Problem description: Pull every line containing "врачам" out of the material below.

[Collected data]
######

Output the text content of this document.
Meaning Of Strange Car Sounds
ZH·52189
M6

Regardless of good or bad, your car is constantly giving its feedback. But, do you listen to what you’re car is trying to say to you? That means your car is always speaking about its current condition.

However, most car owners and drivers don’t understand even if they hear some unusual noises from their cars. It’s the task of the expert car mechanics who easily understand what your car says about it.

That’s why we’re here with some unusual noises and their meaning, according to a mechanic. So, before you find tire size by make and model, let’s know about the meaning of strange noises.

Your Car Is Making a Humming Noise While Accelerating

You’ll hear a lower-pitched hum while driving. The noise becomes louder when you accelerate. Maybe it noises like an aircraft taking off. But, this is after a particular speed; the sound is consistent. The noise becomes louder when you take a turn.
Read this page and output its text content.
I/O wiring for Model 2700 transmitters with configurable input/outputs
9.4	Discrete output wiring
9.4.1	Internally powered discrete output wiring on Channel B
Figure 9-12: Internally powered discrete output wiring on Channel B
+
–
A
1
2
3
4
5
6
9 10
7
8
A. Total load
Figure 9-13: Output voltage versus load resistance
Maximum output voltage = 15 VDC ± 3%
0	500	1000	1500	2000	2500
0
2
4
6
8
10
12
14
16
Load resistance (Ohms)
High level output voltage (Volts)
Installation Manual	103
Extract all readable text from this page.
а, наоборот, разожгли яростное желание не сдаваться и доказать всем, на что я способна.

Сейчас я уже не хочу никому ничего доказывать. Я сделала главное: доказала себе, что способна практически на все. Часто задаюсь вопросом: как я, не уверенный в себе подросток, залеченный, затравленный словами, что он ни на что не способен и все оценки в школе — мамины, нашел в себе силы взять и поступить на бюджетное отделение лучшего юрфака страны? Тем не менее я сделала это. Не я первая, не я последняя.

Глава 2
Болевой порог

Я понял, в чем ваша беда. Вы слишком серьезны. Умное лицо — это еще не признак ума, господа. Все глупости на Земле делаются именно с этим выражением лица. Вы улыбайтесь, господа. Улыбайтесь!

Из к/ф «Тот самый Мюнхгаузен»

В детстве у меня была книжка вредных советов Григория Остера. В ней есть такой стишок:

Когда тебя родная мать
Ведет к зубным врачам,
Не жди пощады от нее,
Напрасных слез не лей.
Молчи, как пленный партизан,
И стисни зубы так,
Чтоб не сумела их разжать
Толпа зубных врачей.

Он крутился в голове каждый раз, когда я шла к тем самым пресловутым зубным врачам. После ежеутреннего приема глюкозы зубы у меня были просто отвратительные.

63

######

Written answer:
Ведет к зубным врачам,
Он крутился в голове каждый раз, когда я шла к тем самым пресловутым зубным врачам. После ежеутреннего приема глюкозы зубы у меня были просто отвратительные.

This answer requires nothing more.